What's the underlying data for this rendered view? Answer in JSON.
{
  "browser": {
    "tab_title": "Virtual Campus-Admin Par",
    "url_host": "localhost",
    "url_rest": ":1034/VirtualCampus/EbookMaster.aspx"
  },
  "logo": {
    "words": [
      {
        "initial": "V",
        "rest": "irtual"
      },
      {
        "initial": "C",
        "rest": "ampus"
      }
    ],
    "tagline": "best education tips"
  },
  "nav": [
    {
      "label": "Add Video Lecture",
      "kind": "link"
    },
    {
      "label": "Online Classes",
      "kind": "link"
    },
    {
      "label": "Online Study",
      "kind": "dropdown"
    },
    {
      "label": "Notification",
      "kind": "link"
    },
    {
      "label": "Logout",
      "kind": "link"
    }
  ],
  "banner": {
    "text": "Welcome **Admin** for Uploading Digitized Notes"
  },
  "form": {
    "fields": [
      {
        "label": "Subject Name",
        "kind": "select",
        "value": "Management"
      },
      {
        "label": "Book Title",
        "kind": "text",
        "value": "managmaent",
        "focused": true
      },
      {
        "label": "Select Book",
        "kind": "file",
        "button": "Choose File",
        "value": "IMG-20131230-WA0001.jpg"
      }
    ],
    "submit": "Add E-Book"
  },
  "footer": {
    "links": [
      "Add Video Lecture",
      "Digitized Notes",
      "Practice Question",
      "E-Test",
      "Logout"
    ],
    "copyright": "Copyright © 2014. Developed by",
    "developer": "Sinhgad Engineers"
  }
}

▶ **Exercise directions**
Working from the material above, retype it in its entirety without change.

▶ **Answer to the task**
What's the underlying data for this rendered view? Answer in JSON.
{
  "browser": {
    "tab_title": "Virtual Campus-Admin Par",
    "url_host": "localhost",
    "url_rest": ":1034/VirtualCampus/EbookMaster.aspx"
  },
  "logo": {
    "words": [
      {
        "initial": "V",
        "rest": "irtual"
      },
      {
        "initial": "C",
        "rest": "ampus"
      }
    ],
    "tagline": "best education tips"
  },
  "nav": [
    {
      "label": "Add Video Lecture",
      "kind": "link"
    },
    {
      "label": "Online Classes",
      "kind": "link"
    },
    {
      "label": "Online Study",
      "kind": "dropdown"
    },
    {
      "label": "Notification",
      "kind": "link"
    },
    {
      "label": "Logout",
      "kind": "link"
    }
  ],
  "banner": {
    "text": "Welcome **Admin** for Uploading Digitized Notes"
  },
  "form": {
    "fields": [
      {
        "label": "Subject Name",
        "kind": "select",
        "value": "Management"
      },
      {
        "label": "Book Title",
        "kind": "text",
        "value": "managmaent",
        "focused": true
      },
      {
        "label": "Select Book",
        "kind": "file",
        "button": "Choose File",
        "value": "IMG-20131230-WA0001.jpg"
      }
    ],
    "submit": "Add E-Book"
  },
  "footer": {
    "links": [
      "Add Video Lecture",
      "Digitized Notes",
      "Practice Question",
      "E-Test",
      "Logout"
    ],
    "copyright": "Copyright © 2014. Developed by",
    "developer": "Sinhgad Engineers"
  }
}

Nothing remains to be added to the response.